• _Task prompt_
Gather all lines in the data that hold the string "solid".

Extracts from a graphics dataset
——

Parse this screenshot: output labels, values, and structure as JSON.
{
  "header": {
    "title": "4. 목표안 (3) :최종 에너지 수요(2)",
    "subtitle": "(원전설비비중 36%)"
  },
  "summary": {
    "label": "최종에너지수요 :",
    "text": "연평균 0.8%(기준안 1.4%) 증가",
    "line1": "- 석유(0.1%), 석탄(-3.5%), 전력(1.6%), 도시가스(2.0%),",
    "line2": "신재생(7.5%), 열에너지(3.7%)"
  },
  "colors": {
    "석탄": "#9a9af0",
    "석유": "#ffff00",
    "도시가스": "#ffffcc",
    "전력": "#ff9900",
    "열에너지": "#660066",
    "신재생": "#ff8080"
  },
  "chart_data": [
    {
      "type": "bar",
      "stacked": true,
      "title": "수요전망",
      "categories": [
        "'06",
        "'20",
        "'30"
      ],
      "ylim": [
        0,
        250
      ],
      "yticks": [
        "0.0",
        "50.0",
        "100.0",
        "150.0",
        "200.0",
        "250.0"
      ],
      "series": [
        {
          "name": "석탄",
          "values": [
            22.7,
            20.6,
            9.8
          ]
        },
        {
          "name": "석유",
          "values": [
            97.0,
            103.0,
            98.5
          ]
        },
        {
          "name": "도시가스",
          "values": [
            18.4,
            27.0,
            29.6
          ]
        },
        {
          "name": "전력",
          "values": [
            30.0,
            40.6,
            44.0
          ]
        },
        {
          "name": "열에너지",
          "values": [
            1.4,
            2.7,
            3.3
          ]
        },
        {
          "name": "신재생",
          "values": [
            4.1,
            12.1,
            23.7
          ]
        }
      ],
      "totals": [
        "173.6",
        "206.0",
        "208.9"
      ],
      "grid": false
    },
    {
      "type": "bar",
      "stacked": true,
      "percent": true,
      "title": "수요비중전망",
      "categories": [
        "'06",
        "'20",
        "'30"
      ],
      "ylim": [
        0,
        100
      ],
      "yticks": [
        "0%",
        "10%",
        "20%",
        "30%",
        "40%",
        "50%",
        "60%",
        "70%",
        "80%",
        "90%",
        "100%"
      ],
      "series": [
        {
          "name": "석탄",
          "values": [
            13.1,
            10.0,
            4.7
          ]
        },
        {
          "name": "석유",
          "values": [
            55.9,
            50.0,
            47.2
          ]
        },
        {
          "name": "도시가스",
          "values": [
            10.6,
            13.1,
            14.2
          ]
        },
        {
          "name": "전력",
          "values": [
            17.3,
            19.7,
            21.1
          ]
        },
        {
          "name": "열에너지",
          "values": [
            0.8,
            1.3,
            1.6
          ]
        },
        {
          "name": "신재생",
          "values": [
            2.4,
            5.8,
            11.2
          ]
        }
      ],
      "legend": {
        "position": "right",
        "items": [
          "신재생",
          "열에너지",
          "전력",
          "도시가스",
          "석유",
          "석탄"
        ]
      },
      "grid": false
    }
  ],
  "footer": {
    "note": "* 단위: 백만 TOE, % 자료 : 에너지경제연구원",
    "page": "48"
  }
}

——

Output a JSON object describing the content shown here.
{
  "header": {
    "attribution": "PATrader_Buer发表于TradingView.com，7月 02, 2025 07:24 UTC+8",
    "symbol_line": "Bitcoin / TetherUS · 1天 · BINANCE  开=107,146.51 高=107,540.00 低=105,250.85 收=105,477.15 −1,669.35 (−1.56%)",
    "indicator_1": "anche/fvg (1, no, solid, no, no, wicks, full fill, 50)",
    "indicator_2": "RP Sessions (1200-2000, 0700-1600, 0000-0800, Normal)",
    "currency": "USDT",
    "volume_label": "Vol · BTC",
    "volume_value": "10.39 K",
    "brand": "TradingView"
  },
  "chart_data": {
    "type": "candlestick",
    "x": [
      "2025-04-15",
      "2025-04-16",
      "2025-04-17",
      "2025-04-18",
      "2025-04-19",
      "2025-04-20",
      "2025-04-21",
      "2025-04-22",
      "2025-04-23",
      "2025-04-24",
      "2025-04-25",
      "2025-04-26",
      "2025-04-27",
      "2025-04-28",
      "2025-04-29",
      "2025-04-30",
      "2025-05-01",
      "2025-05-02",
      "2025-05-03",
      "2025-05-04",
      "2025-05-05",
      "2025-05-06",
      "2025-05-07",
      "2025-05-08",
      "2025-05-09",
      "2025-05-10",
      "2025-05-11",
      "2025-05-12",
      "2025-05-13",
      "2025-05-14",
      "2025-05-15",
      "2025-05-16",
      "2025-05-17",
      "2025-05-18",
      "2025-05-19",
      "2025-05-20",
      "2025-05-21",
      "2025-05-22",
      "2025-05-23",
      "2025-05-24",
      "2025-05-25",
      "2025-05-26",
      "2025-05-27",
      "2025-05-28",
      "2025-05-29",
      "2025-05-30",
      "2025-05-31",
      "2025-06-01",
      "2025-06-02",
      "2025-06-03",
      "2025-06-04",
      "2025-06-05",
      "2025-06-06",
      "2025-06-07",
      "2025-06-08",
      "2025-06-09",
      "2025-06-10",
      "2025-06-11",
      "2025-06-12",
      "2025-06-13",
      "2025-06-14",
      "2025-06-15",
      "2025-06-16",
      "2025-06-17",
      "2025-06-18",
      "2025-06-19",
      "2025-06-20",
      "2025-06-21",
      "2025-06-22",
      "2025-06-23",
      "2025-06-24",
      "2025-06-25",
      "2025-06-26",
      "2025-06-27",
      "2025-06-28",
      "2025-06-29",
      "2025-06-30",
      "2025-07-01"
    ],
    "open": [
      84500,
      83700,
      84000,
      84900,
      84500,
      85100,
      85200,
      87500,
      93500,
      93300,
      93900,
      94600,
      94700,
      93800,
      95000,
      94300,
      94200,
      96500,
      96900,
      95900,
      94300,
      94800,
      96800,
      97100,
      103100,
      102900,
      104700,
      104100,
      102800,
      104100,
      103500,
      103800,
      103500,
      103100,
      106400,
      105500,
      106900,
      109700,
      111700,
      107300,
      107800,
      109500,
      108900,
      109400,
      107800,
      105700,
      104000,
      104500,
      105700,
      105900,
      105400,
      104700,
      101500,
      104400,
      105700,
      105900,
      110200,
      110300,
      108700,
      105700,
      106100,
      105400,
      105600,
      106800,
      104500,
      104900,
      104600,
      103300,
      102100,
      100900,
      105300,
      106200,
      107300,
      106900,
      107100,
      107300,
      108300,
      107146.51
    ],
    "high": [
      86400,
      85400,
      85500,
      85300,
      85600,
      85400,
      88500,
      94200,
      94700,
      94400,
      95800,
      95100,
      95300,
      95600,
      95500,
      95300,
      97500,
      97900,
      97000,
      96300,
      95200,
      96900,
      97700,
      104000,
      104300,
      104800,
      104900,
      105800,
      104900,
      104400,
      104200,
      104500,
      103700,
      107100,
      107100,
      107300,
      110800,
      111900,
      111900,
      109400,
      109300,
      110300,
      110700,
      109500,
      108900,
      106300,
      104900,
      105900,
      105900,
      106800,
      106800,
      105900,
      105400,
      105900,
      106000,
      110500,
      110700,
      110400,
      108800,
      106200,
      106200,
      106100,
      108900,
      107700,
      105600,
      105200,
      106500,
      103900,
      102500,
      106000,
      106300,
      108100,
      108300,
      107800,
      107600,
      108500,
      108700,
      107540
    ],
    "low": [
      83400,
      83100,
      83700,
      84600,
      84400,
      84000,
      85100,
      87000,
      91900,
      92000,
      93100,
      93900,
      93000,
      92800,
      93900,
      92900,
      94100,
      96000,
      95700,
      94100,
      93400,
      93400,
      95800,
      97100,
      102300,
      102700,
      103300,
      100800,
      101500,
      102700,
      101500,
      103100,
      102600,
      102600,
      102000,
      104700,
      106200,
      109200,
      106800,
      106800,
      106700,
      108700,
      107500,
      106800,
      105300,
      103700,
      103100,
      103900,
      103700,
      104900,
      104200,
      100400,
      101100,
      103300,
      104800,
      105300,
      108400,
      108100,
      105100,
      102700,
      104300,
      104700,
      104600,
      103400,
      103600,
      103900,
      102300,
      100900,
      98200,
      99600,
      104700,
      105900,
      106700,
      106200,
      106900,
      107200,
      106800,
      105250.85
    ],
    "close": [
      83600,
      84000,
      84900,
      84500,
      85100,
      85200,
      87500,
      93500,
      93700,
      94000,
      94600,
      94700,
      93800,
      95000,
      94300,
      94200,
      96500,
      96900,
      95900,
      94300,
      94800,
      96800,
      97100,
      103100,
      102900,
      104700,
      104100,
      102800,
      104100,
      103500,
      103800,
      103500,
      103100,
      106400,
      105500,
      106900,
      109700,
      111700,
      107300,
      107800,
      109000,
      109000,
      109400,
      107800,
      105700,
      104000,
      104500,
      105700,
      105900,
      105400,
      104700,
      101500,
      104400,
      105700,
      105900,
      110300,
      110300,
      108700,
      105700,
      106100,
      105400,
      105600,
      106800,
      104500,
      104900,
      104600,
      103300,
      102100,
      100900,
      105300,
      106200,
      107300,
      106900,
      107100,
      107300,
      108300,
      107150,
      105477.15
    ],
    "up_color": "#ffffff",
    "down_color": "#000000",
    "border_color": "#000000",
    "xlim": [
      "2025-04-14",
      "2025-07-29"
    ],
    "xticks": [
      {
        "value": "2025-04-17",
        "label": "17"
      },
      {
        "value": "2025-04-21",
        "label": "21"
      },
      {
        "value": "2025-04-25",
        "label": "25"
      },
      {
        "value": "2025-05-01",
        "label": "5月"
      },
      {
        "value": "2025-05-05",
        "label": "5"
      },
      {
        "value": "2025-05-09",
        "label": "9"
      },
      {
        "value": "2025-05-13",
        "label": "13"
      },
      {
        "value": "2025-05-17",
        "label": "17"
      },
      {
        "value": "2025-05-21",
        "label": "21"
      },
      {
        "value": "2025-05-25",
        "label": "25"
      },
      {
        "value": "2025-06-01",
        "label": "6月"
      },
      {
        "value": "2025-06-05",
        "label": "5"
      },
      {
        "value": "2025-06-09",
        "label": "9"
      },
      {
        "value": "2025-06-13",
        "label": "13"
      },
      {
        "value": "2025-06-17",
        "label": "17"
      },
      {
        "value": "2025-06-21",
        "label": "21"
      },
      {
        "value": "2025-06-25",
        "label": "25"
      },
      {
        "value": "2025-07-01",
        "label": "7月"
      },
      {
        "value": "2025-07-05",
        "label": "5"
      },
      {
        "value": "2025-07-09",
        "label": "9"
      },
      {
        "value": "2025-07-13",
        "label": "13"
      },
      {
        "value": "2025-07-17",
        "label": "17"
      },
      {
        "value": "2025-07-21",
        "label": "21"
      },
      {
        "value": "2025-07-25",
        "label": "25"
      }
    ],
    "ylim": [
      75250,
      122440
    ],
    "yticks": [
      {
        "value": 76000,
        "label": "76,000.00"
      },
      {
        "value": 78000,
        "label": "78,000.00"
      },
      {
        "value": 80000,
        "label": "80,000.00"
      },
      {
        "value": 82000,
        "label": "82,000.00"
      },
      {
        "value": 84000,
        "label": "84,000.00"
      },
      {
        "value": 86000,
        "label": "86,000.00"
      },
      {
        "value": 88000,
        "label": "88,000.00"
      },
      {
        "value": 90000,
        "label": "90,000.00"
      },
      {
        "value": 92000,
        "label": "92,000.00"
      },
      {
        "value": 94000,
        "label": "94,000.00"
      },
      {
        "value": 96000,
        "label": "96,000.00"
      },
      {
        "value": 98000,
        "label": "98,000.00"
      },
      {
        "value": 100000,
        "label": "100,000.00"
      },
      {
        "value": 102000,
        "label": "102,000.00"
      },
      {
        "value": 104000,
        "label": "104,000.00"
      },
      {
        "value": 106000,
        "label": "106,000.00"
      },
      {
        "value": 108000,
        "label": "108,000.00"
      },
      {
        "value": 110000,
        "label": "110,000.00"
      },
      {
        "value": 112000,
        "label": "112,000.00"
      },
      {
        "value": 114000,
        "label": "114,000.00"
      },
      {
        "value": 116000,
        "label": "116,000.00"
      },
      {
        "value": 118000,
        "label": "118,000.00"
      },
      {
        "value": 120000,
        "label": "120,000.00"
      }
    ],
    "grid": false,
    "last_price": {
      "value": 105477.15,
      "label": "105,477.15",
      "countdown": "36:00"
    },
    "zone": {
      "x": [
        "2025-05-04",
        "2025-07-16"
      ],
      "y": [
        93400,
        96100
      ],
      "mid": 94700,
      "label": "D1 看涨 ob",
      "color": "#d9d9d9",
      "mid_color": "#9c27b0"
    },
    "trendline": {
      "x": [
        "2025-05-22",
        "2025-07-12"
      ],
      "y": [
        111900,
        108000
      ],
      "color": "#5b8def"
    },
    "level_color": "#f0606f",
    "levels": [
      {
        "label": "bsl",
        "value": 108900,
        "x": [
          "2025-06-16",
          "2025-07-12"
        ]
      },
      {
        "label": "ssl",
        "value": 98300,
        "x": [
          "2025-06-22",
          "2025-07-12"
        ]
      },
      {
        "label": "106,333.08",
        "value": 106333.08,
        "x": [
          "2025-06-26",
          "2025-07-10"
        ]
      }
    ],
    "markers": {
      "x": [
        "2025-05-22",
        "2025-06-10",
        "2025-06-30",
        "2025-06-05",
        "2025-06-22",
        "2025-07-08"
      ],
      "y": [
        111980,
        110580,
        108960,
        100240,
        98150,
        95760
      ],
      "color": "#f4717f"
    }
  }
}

——

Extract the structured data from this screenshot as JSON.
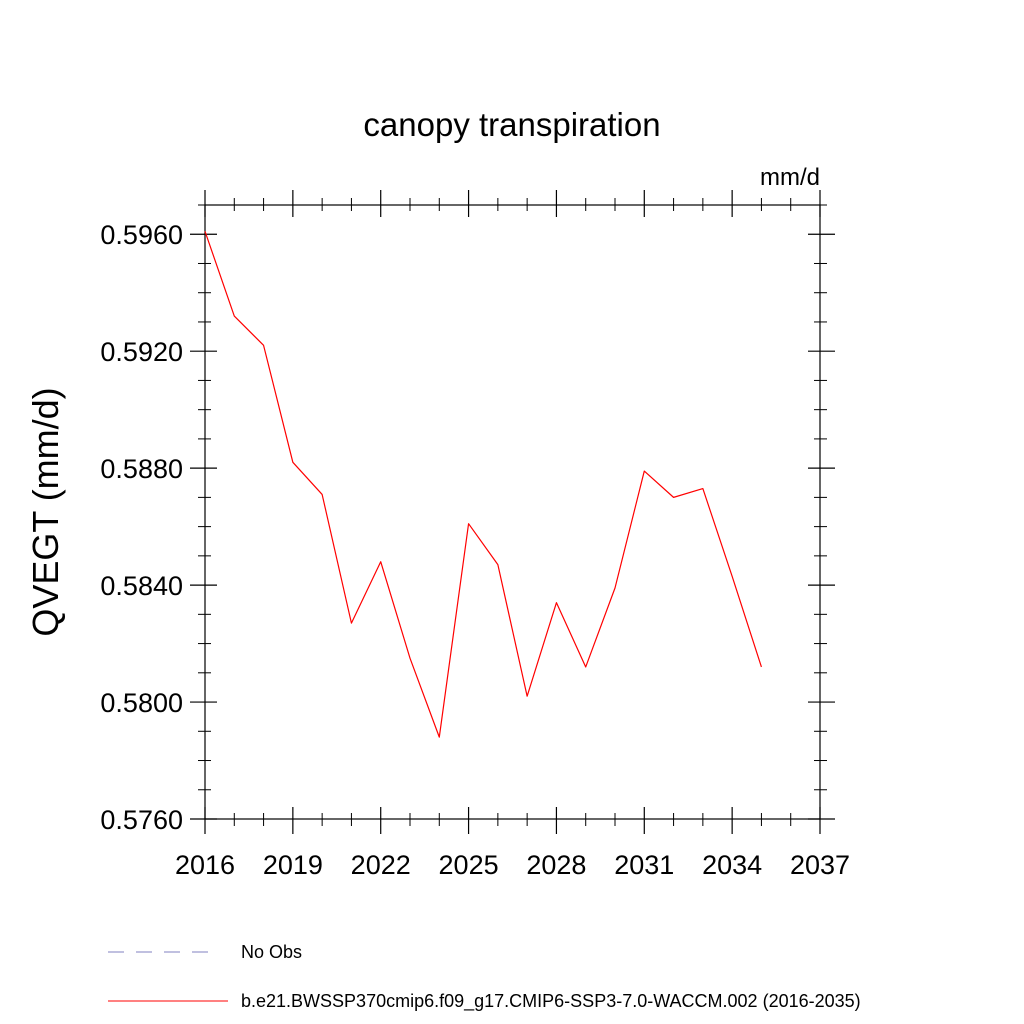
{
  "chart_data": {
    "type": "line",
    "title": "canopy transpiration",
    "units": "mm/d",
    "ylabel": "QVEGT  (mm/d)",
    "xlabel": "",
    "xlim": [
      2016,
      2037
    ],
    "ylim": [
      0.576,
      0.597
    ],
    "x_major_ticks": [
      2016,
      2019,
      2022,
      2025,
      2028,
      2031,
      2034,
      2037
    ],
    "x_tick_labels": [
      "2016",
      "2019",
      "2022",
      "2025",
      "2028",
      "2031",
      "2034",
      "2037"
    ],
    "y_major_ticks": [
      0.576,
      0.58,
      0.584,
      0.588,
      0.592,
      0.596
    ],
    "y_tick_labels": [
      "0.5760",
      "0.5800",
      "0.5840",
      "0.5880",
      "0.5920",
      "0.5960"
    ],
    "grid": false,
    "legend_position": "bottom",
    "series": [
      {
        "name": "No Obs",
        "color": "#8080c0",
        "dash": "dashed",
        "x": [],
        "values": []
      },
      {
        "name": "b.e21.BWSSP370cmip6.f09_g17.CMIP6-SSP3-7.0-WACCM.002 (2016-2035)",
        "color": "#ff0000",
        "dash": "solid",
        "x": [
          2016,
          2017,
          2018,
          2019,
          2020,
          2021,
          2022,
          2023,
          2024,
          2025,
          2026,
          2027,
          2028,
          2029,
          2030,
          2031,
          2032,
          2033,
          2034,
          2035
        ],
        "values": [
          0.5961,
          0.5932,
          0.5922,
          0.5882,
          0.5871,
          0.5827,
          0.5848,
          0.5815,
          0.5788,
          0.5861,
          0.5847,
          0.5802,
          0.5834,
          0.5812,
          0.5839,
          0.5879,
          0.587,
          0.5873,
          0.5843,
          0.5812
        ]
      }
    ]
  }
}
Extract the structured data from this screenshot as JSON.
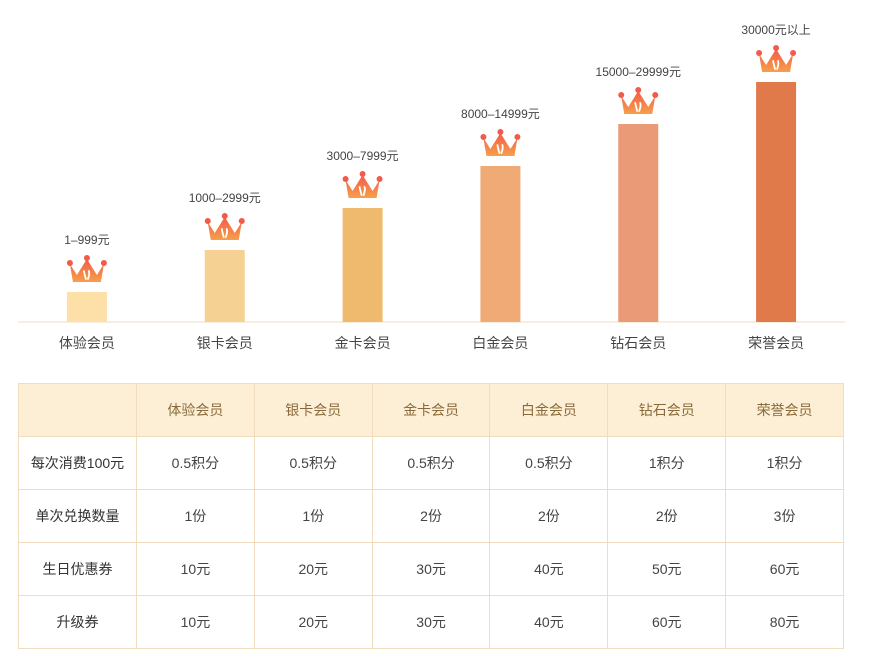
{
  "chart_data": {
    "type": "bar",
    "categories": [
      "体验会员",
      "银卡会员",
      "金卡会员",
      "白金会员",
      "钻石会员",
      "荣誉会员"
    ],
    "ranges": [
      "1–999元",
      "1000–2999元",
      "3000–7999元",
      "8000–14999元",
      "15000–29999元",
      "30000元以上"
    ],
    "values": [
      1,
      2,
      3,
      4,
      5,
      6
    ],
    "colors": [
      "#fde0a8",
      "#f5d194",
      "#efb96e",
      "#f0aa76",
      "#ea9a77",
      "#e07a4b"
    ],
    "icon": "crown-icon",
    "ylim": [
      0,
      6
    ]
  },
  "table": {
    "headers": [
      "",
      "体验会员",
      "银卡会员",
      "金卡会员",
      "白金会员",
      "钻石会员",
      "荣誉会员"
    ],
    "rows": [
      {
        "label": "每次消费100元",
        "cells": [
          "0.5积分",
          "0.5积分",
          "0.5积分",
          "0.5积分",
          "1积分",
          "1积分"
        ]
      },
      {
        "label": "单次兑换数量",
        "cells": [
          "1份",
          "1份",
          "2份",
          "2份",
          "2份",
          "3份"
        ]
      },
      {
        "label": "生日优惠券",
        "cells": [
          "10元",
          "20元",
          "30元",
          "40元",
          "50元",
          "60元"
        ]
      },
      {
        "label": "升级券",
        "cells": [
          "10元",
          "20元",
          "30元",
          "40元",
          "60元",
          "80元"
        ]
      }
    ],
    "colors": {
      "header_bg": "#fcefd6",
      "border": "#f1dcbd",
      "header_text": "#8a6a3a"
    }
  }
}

——

• _Correct answer_
    "indicator_1": "anche/fvg (1, no, solid, no, no, wicks, full fill, 50)",
        "dash": "solid",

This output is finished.